• Task details
Would you quote every entry exactly, dropping only the pictures?

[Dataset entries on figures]
§ §
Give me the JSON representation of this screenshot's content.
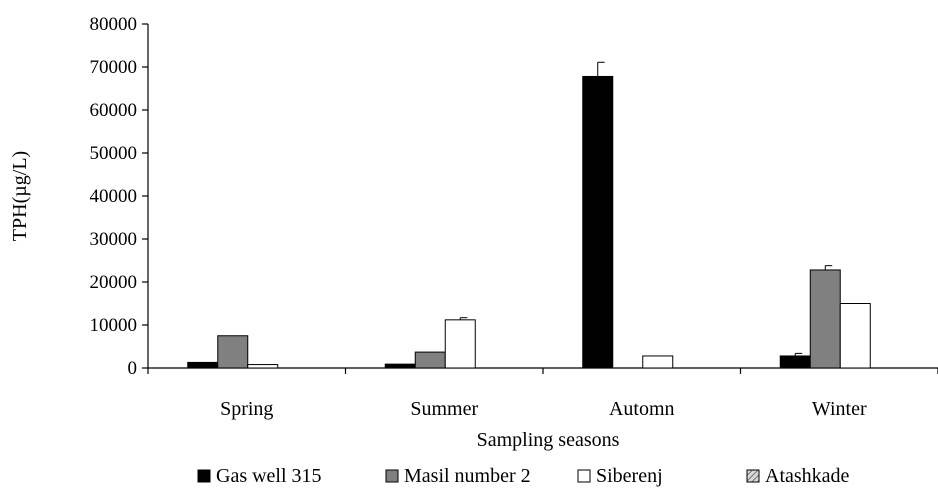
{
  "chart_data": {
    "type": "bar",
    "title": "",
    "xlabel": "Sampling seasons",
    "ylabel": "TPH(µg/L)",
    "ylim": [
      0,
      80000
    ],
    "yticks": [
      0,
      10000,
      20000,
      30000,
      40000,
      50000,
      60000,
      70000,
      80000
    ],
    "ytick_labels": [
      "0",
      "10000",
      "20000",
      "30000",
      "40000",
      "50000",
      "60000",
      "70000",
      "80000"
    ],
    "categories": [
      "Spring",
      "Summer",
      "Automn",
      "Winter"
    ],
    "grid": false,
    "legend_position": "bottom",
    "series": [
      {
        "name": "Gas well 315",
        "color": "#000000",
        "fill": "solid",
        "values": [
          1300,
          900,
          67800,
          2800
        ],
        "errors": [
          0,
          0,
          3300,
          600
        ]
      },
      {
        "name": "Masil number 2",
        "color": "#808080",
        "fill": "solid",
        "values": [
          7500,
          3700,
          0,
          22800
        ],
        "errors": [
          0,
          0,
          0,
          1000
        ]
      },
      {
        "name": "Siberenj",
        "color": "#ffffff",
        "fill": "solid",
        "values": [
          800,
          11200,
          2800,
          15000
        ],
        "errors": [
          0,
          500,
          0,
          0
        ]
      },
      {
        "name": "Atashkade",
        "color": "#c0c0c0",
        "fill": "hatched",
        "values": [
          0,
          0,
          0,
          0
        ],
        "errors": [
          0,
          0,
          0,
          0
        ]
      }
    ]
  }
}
§ §
• Written response
Give me the JSON representation of this screenshot's content.
{
  "chart_data": {
    "type": "bar",
    "title": "",
    "xlabel": "Sampling seasons",
    "ylabel": "TPH(µg/L)",
    "ylim": [
      0,
      80000
    ],
    "yticks": [
      0,
      10000,
      20000,
      30000,
      40000,
      50000,
      60000,
      70000,
      80000
    ],
    "ytick_labels": [
      "0",
      "10000",
      "20000",
      "30000",
      "40000",
      "50000",
      "60000",
      "70000",
      "80000"
    ],
    "categories": [
      "Spring",
      "Summer",
      "Automn",
      "Winter"
    ],
    "grid": false,
    "legend_position": "bottom",
    "series": [
      {
        "name": "Gas well 315",
        "color": "#000000",
        "fill": "solid",
        "values": [
          1300,
          900,
          67800,
          2800
        ],
        "errors": [
          0,
          0,
          3300,
          600
        ]
      },
      {
        "name": "Masil number 2",
        "color": "#808080",
        "fill": "solid",
        "values": [
          7500,
          3700,
          0,
          22800
        ],
        "errors": [
          0,
          0,
          0,
          1000
        ]
      },
      {
        "name": "Siberenj",
        "color": "#ffffff",
        "fill": "solid",
        "values": [
          800,
          11200,
          2800,
          15000
        ],
        "errors": [
          0,
          500,
          0,
          0
        ]
      },
      {
        "name": "Atashkade",
        "color": "#c0c0c0",
        "fill": "hatched",
        "values": [
          0,
          0,
          0,
          0
        ],
        "errors": [
          0,
          0,
          0,
          0
        ]
      }
    ]
  }
}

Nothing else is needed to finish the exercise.